-- Written task --
For each line below that contains the string "cuerdas", copy that line.

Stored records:
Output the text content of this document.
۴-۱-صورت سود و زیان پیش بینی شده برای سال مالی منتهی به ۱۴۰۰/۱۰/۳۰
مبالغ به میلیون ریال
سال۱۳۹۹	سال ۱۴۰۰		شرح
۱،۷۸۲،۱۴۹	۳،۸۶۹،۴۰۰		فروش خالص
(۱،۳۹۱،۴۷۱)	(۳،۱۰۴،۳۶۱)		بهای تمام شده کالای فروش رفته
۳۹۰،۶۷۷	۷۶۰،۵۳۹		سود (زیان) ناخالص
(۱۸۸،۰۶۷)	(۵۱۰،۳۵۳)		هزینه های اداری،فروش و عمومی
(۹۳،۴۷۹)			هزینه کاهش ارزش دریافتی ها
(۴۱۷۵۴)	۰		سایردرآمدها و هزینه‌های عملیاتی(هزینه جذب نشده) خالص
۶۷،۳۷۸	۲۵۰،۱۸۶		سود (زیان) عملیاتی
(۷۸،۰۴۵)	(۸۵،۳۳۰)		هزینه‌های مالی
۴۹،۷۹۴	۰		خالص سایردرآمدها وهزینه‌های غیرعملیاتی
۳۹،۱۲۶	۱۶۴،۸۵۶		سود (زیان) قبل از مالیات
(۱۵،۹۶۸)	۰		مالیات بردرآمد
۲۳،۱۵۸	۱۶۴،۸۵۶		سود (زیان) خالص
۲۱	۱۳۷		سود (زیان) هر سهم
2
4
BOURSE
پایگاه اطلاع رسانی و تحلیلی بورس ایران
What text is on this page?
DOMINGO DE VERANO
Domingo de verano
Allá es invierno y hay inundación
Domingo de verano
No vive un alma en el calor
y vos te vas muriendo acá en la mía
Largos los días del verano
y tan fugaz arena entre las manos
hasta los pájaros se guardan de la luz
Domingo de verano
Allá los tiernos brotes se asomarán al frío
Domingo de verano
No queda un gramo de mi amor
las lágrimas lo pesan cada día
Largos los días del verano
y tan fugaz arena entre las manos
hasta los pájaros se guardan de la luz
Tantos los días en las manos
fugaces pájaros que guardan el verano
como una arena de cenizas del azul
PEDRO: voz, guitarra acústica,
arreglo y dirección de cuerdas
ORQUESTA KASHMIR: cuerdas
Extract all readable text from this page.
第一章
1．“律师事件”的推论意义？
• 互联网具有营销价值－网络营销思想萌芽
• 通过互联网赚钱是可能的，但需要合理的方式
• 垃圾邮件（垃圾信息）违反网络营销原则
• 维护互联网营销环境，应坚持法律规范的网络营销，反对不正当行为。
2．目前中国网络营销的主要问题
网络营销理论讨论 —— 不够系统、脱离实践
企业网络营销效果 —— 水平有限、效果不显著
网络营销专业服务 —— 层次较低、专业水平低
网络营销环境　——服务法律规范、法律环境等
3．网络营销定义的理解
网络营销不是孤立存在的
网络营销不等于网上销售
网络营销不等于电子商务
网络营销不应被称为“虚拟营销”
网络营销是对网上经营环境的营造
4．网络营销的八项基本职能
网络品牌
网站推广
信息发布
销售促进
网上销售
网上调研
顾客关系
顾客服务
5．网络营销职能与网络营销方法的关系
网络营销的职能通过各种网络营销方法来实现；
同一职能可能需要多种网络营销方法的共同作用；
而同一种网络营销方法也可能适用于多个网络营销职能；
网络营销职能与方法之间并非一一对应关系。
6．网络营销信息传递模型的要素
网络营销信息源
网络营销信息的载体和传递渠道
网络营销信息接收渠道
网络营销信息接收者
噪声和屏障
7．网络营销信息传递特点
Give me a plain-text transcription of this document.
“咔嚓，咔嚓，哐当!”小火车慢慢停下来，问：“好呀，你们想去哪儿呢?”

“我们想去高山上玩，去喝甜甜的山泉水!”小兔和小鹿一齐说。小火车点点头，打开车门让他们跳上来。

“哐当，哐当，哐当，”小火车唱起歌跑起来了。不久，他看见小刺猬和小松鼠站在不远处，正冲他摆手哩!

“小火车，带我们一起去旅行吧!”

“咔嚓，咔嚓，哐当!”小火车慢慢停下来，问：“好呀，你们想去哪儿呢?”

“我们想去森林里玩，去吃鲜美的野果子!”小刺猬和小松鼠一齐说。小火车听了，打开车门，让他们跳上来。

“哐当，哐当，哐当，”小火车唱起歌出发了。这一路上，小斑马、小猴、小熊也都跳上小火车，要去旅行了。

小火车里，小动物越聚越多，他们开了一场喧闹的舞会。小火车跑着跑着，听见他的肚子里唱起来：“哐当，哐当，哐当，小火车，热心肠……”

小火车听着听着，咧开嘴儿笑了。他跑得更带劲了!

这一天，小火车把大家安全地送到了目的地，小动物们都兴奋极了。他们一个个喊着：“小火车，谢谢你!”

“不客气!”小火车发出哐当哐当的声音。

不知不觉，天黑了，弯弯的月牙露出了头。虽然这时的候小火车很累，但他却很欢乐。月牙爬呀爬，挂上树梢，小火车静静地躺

-- Final answer --
arreglo y dirección de cuerdas
ORQUESTA KASHMIR: cuerdas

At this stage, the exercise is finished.